==== Input for this task

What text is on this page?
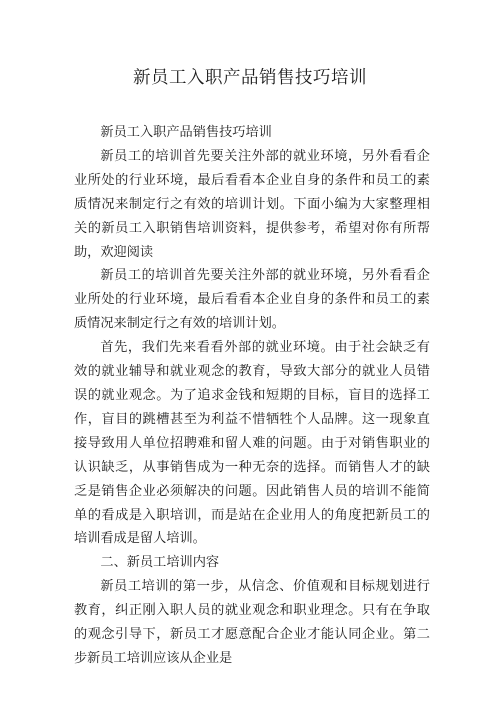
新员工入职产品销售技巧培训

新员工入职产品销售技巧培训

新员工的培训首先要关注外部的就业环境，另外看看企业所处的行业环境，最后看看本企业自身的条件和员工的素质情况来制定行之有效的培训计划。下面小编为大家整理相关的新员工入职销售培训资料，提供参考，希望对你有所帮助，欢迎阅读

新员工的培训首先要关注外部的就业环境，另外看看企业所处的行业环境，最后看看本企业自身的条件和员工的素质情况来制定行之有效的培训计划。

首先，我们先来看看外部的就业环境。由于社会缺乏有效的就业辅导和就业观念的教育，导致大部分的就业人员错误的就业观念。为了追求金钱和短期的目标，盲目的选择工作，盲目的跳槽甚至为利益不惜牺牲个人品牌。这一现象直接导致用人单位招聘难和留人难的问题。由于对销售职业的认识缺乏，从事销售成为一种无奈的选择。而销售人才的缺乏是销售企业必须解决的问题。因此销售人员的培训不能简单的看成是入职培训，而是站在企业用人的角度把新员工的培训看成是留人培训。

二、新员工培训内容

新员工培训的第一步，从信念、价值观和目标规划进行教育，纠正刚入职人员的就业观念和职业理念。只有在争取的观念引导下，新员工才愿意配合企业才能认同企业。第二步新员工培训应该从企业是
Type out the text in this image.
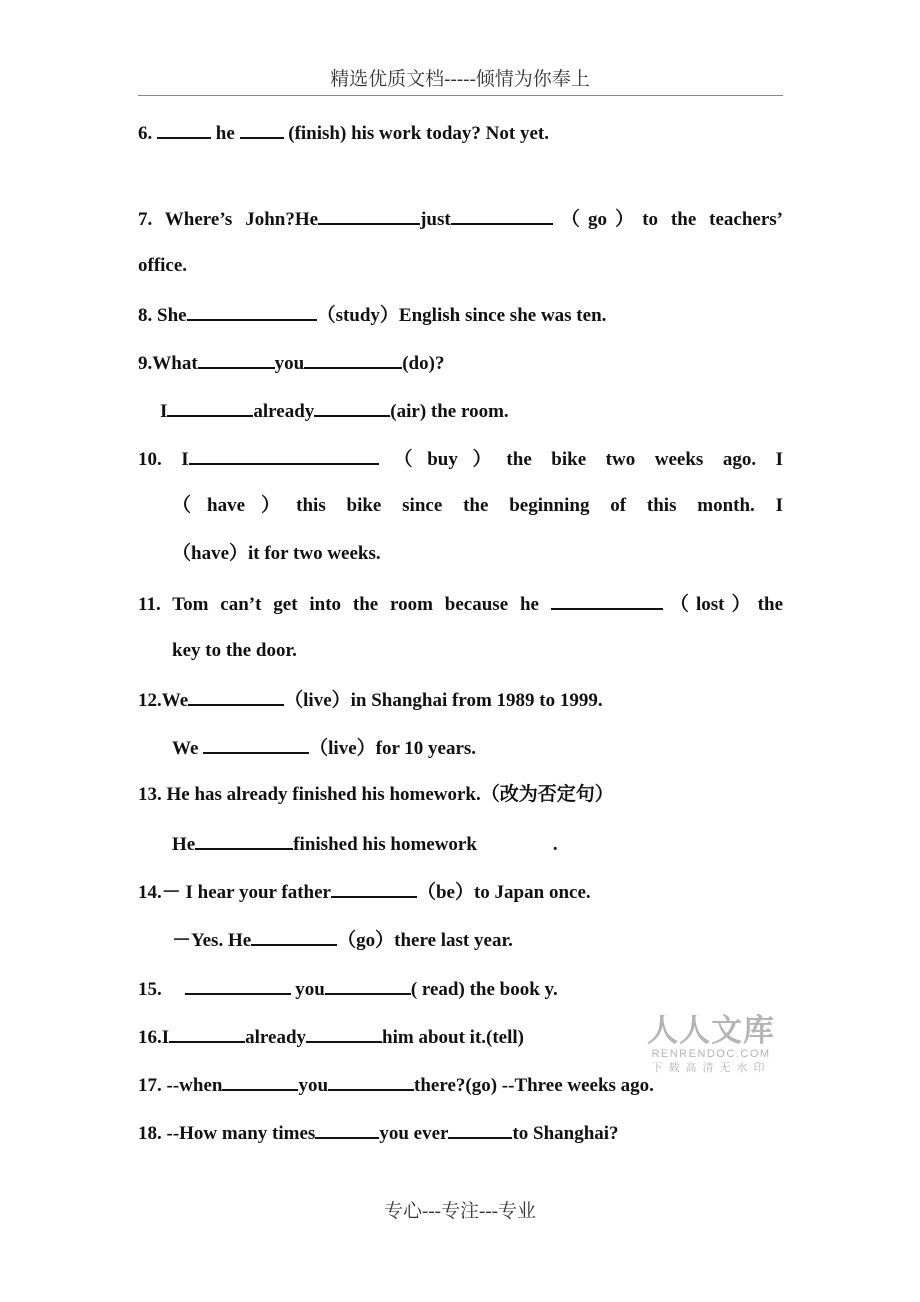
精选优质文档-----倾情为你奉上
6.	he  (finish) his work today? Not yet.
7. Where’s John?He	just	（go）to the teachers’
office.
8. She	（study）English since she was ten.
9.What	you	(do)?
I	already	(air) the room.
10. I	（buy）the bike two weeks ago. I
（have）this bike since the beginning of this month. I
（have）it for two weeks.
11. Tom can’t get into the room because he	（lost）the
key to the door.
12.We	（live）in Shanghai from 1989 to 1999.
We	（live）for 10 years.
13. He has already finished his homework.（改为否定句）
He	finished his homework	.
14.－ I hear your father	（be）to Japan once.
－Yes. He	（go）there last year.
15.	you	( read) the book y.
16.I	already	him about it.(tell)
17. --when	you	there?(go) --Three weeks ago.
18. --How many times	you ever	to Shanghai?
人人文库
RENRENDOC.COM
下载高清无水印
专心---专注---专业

========

Exercise task
Exclude the pictures. Write out the remaining data exactly.

Solution for this problem
What text is on this page?
新员工入职产品销售技巧培训

新员工入职产品销售技巧培训

新员工的培训首先要关注外部的就业环境，另外看看企业所处的行业环境，最后看看本企业自身的条件和员工的素质情况来制定行之有效的培训计划。下面小编为大家整理相关的新员工入职销售培训资料，提供参考，希望对你有所帮助，欢迎阅读

新员工的培训首先要关注外部的就业环境，另外看看企业所处的行业环境，最后看看本企业自身的条件和员工的素质情况来制定行之有效的培训计划。

首先，我们先来看看外部的就业环境。由于社会缺乏有效的就业辅导和就业观念的教育，导致大部分的就业人员错误的就业观念。为了追求金钱和短期的目标，盲目的选择工作，盲目的跳槽甚至为利益不惜牺牲个人品牌。这一现象直接导致用人单位招聘难和留人难的问题。由于对销售职业的认识缺乏，从事销售成为一种无奈的选择。而销售人才的缺乏是销售企业必须解决的问题。因此销售人员的培训不能简单的看成是入职培训，而是站在企业用人的角度把新员工的培训看成是留人培训。

二、新员工培训内容

新员工培训的第一步，从信念、价值观和目标规划进行教育，纠正刚入职人员的就业观念和职业理念。只有在争取的观念引导下，新员工才愿意配合企业才能认同企业。第二步新员工培训应该从企业是
Type out the text in this image.
精选优质文档-----倾情为你奉上
6.	he  (finish) his work today? Not yet.
7. Where’s John?He	just	（go）to the teachers’
office.
8. She	（study）English since she was ten.
9.What	you	(do)?
I	already	(air) the room.
10. I	（buy）the bike two weeks ago. I
（have）this bike since the beginning of this month. I
（have）it for two weeks.
11. Tom can’t get into the room because he	（lost）the
key to the door.
12.We	（live）in Shanghai from 1989 to 1999.
We	（live）for 10 years.
13. He has already finished his homework.（改为否定句）
He	finished his homework	.
14.－ I hear your father	（be）to Japan once.
－Yes. He	（go）there last year.
15.	you	( read) the book y.
16.I	already	him about it.(tell)
17. --when	you	there?(go) --Three weeks ago.
18. --How many times	you ever	to Shanghai?
人人文库
RENRENDOC.COM
下载高清无水印
专心---专注---专业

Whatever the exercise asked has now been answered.